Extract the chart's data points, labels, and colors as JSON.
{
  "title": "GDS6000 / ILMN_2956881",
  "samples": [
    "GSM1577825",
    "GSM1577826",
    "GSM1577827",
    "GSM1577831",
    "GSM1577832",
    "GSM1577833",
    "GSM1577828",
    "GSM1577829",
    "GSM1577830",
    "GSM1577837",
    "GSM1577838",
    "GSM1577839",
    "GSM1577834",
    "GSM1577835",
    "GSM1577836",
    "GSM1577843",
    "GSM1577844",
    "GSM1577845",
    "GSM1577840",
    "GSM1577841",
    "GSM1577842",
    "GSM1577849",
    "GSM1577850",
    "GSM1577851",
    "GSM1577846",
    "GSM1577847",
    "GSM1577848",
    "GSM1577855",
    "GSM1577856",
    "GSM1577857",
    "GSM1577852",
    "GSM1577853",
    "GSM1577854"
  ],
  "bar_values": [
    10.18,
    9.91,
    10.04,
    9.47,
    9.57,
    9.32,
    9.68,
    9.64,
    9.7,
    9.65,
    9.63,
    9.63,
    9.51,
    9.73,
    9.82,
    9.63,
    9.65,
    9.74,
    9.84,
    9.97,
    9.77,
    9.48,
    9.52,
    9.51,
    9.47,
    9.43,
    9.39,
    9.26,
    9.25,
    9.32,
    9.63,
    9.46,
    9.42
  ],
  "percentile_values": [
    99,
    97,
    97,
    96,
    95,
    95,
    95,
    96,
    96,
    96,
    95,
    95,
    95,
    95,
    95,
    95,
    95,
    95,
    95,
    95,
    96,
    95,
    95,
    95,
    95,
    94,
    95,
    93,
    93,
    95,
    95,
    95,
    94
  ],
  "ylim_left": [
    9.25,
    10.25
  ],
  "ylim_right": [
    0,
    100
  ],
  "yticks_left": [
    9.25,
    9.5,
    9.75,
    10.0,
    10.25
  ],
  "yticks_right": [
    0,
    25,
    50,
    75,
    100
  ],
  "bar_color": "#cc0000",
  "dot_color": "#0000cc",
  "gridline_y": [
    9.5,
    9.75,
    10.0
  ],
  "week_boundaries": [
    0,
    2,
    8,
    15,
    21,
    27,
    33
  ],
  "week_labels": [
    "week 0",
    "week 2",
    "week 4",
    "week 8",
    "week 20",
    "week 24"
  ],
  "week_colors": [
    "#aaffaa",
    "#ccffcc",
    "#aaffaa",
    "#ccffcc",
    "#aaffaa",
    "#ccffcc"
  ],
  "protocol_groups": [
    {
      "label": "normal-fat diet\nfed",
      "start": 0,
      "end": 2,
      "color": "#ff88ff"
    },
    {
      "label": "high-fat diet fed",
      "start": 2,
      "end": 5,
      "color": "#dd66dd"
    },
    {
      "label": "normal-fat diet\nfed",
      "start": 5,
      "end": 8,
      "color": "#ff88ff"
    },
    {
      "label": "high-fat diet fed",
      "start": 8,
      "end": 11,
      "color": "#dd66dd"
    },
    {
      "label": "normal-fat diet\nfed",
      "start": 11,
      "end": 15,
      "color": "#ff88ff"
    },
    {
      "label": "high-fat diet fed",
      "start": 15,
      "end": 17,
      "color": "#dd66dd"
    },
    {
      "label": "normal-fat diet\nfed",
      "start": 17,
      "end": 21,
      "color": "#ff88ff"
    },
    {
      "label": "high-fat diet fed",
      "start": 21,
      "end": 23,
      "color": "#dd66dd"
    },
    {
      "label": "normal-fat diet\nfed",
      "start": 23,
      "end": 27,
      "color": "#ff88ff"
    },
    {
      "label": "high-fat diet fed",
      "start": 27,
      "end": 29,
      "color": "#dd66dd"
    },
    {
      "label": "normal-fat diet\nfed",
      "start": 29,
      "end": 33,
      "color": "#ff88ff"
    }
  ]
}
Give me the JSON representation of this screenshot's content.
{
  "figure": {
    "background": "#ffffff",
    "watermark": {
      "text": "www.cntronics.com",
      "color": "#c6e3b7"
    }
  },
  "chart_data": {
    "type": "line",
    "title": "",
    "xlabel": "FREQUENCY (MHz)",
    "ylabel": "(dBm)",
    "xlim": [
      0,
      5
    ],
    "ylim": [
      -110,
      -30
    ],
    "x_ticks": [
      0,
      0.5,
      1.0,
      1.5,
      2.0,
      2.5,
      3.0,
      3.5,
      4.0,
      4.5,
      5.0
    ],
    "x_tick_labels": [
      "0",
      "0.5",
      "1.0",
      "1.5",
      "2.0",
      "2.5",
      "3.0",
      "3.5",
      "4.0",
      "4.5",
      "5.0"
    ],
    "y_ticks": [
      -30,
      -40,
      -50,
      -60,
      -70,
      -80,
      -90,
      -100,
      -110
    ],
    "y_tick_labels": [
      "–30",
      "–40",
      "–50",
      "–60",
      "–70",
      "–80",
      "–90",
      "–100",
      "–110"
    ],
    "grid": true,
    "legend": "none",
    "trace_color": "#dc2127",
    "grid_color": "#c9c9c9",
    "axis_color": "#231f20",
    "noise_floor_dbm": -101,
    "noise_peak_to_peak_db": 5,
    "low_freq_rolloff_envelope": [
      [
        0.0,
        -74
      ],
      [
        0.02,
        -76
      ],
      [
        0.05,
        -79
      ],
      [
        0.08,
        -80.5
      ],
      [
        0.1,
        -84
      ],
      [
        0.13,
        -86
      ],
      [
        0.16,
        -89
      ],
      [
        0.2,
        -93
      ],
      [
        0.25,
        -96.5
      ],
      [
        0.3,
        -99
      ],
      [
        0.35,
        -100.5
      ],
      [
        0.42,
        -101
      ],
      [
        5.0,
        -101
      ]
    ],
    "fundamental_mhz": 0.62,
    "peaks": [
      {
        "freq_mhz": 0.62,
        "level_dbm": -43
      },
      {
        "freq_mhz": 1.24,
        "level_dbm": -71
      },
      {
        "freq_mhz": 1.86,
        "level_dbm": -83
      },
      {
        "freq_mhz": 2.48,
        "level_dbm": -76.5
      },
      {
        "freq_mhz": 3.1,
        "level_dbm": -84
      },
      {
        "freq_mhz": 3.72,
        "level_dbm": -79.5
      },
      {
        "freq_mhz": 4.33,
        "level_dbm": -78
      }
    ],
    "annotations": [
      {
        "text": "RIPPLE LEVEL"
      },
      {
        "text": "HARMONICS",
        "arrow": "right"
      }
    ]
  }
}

- - - - - - -

◆ **What the task requires**
Work out the number of lines in this listing that include the word "text". Reply with that number only.

◆ **Output below**
3